Your goal >>
Give the entries again, word for word.

(Figure dataset records)
##############################
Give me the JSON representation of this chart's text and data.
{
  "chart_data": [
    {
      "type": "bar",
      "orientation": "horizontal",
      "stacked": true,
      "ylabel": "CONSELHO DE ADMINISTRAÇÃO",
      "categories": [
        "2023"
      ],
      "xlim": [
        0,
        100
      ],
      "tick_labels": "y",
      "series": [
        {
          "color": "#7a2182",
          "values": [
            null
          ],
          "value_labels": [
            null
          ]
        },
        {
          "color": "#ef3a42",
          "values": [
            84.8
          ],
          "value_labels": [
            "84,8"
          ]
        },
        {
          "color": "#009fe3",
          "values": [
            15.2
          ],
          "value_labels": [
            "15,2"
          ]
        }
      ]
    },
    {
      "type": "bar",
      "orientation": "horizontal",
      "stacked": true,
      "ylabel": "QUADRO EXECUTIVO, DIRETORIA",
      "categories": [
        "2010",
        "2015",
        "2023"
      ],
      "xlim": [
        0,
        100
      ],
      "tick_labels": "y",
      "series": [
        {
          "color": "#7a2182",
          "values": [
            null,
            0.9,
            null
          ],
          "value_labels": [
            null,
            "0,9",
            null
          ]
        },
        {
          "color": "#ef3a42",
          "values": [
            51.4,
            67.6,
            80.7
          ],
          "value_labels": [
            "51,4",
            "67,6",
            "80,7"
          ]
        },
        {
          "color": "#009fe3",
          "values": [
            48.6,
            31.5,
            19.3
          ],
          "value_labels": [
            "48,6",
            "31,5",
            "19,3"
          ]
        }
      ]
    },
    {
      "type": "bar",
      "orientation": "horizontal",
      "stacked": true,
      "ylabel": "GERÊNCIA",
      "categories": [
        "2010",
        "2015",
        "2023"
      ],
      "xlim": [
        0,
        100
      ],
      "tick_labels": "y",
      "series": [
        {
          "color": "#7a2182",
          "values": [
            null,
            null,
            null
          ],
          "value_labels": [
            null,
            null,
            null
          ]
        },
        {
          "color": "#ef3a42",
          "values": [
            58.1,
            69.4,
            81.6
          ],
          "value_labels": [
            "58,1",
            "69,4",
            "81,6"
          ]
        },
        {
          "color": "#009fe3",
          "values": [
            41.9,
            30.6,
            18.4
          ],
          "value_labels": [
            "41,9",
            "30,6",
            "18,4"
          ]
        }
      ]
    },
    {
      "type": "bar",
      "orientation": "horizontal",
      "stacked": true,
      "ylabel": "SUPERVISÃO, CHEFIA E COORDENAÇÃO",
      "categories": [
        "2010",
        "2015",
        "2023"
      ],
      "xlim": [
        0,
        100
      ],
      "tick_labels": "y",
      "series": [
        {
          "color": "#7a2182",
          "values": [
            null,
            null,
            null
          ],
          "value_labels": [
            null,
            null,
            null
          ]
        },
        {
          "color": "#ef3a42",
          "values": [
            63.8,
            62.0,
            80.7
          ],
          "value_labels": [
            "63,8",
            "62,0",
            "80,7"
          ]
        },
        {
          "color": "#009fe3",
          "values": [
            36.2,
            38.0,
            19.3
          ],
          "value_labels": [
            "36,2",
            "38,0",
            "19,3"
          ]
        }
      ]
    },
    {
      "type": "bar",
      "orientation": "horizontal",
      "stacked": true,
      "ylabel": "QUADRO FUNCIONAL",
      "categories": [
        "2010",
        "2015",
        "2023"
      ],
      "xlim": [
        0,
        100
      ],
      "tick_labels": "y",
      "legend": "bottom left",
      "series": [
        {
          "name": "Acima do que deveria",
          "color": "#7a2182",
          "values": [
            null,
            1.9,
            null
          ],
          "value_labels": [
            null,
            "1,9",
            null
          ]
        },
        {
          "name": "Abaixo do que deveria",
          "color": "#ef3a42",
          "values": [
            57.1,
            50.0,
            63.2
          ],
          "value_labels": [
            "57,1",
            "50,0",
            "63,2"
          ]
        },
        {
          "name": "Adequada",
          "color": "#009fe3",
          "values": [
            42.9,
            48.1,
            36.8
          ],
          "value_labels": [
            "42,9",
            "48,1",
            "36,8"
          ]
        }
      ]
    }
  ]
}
##############################
Correct answer >>
Give me the JSON representation of this chart's text and data.
{
  "chart_data": [
    {
      "type": "bar",
      "orientation": "horizontal",
      "stacked": true,
      "ylabel": "CONSELHO DE ADMINISTRAÇÃO",
      "categories": [
        "2023"
      ],
      "xlim": [
        0,
        100
      ],
      "tick_labels": "y",
      "series": [
        {
          "color": "#7a2182",
          "values": [
            null
          ],
          "value_labels": [
            null
          ]
        },
        {
          "color": "#ef3a42",
          "values": [
            84.8
          ],
          "value_labels": [
            "84,8"
          ]
        },
        {
          "color": "#009fe3",
          "values": [
            15.2
          ],
          "value_labels": [
            "15,2"
          ]
        }
      ]
    },
    {
      "type": "bar",
      "orientation": "horizontal",
      "stacked": true,
      "ylabel": "QUADRO EXECUTIVO, DIRETORIA",
      "categories": [
        "2010",
        "2015",
        "2023"
      ],
      "xlim": [
        0,
        100
      ],
      "tick_labels": "y",
      "series": [
        {
          "color": "#7a2182",
          "values": [
            null,
            0.9,
            null
          ],
          "value_labels": [
            null,
            "0,9",
            null
          ]
        },
        {
          "color": "#ef3a42",
          "values": [
            51.4,
            67.6,
            80.7
          ],
          "value_labels": [
            "51,4",
            "67,6",
            "80,7"
          ]
        },
        {
          "color": "#009fe3",
          "values": [
            48.6,
            31.5,
            19.3
          ],
          "value_labels": [
            "48,6",
            "31,5",
            "19,3"
          ]
        }
      ]
    },
    {
      "type": "bar",
      "orientation": "horizontal",
      "stacked": true,
      "ylabel": "GERÊNCIA",
      "categories": [
        "2010",
        "2015",
        "2023"
      ],
      "xlim": [
        0,
        100
      ],
      "tick_labels": "y",
      "series": [
        {
          "color": "#7a2182",
          "values": [
            null,
            null,
            null
          ],
          "value_labels": [
            null,
            null,
            null
          ]
        },
        {
          "color": "#ef3a42",
          "values": [
            58.1,
            69.4,
            81.6
          ],
          "value_labels": [
            "58,1",
            "69,4",
            "81,6"
          ]
        },
        {
          "color": "#009fe3",
          "values": [
            41.9,
            30.6,
            18.4
          ],
          "value_labels": [
            "41,9",
            "30,6",
            "18,4"
          ]
        }
      ]
    },
    {
      "type": "bar",
      "orientation": "horizontal",
      "stacked": true,
      "ylabel": "SUPERVISÃO, CHEFIA E COORDENAÇÃO",
      "categories": [
        "2010",
        "2015",
        "2023"
      ],
      "xlim": [
        0,
        100
      ],
      "tick_labels": "y",
      "series": [
        {
          "color": "#7a2182",
          "values": [
            null,
            null,
            null
          ],
          "value_labels": [
            null,
            null,
            null
          ]
        },
        {
          "color": "#ef3a42",
          "values": [
            63.8,
            62.0,
            80.7
          ],
          "value_labels": [
            "63,8",
            "62,0",
            "80,7"
          ]
        },
        {
          "color": "#009fe3",
          "values": [
            36.2,
            38.0,
            19.3
          ],
          "value_labels": [
            "36,2",
            "38,0",
            "19,3"
          ]
        }
      ]
    },
    {
      "type": "bar",
      "orientation": "horizontal",
      "stacked": true,
      "ylabel": "QUADRO FUNCIONAL",
      "categories": [
        "2010",
        "2015",
        "2023"
      ],
      "xlim": [
        0,
        100
      ],
      "tick_labels": "y",
      "legend": "bottom left",
      "series": [
        {
          "name": "Acima do que deveria",
          "color": "#7a2182",
          "values": [
            null,
            1.9,
            null
          ],
          "value_labels": [
            null,
            "1,9",
            null
          ]
        },
        {
          "name": "Abaixo do que deveria",
          "color": "#ef3a42",
          "values": [
            57.1,
            50.0,
            63.2
          ],
          "value_labels": [
            "57,1",
            "50,0",
            "63,2"
          ]
        },
        {
          "name": "Adequada",
          "color": "#009fe3",
          "values": [
            42.9,
            48.1,
            36.8
          ],
          "value_labels": [
            "42,9",
            "48,1",
            "36,8"
          ]
        }
      ]
    }
  ]
}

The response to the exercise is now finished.